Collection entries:

* Begin *

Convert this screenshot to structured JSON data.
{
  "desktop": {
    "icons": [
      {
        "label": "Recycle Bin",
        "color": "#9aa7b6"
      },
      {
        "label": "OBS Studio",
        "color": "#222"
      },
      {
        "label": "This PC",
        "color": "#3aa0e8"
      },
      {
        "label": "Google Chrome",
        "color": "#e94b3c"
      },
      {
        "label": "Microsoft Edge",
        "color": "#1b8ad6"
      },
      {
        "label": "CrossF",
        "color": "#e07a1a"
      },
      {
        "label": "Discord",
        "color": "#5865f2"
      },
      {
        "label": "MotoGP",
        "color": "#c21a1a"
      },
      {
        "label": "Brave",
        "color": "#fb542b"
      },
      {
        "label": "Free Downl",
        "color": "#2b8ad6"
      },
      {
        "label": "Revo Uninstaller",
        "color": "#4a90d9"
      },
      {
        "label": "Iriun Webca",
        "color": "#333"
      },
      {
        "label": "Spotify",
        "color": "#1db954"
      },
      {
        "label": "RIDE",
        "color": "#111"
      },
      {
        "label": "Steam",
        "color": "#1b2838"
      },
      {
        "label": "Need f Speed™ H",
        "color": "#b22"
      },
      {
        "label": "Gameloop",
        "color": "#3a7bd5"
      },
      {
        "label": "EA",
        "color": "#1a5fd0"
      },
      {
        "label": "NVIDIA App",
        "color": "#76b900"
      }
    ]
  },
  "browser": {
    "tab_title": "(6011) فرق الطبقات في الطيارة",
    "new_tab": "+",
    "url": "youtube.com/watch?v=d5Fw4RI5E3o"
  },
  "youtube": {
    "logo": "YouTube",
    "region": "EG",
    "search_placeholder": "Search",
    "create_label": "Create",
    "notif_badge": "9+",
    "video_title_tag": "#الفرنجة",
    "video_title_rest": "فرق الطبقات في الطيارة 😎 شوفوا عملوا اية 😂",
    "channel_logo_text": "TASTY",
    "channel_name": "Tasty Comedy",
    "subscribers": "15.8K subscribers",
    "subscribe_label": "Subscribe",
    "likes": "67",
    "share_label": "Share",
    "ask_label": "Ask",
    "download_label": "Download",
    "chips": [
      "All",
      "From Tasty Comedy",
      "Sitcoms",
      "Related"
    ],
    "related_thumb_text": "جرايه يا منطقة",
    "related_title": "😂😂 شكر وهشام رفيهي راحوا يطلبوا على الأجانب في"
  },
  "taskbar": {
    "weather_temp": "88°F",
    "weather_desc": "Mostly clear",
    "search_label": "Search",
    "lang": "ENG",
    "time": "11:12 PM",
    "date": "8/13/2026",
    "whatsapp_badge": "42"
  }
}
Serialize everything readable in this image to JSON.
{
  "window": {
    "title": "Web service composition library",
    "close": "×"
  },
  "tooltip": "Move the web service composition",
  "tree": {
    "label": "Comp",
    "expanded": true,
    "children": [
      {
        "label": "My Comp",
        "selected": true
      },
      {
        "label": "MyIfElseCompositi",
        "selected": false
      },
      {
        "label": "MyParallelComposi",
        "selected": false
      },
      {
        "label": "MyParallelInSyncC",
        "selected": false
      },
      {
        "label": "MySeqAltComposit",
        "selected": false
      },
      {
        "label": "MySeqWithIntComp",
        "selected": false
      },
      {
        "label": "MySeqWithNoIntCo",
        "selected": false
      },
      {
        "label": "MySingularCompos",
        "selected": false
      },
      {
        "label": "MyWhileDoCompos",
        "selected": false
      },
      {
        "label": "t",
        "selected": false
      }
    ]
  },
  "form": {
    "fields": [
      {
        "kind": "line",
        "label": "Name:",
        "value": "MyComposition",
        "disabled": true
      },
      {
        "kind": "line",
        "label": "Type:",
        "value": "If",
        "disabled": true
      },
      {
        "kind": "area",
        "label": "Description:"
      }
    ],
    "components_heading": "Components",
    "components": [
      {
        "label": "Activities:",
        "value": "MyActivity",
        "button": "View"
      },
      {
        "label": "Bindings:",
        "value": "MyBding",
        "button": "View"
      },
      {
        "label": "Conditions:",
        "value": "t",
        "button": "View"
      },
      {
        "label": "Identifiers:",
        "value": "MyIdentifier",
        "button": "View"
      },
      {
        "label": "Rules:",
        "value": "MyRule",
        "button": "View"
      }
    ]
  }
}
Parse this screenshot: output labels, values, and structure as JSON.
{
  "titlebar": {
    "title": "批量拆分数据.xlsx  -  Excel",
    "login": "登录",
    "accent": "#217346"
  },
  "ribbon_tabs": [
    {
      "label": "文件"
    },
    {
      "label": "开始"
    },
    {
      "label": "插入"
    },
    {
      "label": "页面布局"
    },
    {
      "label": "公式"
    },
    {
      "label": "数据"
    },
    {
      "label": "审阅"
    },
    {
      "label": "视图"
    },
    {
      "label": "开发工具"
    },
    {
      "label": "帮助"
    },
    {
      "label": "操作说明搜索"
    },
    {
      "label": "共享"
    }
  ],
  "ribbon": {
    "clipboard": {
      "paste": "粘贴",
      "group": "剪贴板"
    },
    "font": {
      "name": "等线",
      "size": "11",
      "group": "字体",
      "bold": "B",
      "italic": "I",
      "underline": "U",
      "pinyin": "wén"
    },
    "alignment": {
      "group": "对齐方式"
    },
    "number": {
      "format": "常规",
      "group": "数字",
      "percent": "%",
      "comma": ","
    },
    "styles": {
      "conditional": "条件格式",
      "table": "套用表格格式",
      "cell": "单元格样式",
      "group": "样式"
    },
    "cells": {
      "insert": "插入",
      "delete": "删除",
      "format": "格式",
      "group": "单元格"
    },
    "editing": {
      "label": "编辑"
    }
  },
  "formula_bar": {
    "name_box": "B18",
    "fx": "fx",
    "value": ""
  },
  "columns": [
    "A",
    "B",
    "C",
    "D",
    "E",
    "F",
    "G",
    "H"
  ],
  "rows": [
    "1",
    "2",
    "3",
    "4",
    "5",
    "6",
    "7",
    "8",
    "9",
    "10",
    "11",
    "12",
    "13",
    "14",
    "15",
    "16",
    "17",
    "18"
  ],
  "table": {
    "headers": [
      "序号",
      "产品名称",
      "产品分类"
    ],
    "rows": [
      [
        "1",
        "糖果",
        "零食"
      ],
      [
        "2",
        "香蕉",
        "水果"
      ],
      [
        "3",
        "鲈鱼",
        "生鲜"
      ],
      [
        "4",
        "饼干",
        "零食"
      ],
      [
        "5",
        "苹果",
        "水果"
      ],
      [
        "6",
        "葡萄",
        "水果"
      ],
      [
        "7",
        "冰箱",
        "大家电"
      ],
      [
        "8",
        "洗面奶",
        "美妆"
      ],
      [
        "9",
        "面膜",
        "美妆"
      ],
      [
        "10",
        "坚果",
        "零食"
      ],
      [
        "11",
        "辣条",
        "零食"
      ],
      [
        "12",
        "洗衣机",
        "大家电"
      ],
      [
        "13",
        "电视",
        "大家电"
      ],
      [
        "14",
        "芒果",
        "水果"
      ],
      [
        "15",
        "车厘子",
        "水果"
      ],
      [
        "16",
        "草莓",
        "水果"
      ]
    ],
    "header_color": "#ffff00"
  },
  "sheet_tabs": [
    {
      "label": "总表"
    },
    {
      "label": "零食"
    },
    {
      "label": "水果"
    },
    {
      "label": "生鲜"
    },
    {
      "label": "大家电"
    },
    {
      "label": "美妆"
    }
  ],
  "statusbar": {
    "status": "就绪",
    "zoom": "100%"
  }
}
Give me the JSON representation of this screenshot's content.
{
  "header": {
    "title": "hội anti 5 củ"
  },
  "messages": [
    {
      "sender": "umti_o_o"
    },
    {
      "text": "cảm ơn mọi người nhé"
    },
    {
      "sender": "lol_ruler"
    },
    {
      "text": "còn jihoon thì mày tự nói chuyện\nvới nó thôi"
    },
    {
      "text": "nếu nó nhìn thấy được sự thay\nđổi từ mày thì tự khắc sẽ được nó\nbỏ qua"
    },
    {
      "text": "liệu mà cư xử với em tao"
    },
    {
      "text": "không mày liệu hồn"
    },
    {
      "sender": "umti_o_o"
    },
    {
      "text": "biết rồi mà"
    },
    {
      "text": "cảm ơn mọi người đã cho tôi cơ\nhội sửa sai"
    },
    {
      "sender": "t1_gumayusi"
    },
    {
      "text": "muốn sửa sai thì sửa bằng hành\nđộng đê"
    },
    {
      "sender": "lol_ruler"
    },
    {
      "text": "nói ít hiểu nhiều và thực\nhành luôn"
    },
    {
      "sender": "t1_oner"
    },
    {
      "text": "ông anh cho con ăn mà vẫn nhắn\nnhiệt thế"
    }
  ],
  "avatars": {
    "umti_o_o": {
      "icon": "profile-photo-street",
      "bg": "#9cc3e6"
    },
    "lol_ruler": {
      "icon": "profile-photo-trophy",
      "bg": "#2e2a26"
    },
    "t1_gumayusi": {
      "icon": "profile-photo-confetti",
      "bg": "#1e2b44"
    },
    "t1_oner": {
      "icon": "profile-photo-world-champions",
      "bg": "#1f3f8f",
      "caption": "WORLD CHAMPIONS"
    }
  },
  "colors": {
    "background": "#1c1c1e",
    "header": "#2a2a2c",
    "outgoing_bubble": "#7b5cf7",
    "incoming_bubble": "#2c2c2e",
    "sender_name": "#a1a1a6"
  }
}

* End *

Exercise: Pull every line containing the word "الطيارة" out of the entries above.

Full solution:
    "tab_title": "(6011) فرق الطبقات في الطيارة",
    "video_title_rest": "فرق الطبقات في الطيارة 😎 شوفوا عملوا اية 😂",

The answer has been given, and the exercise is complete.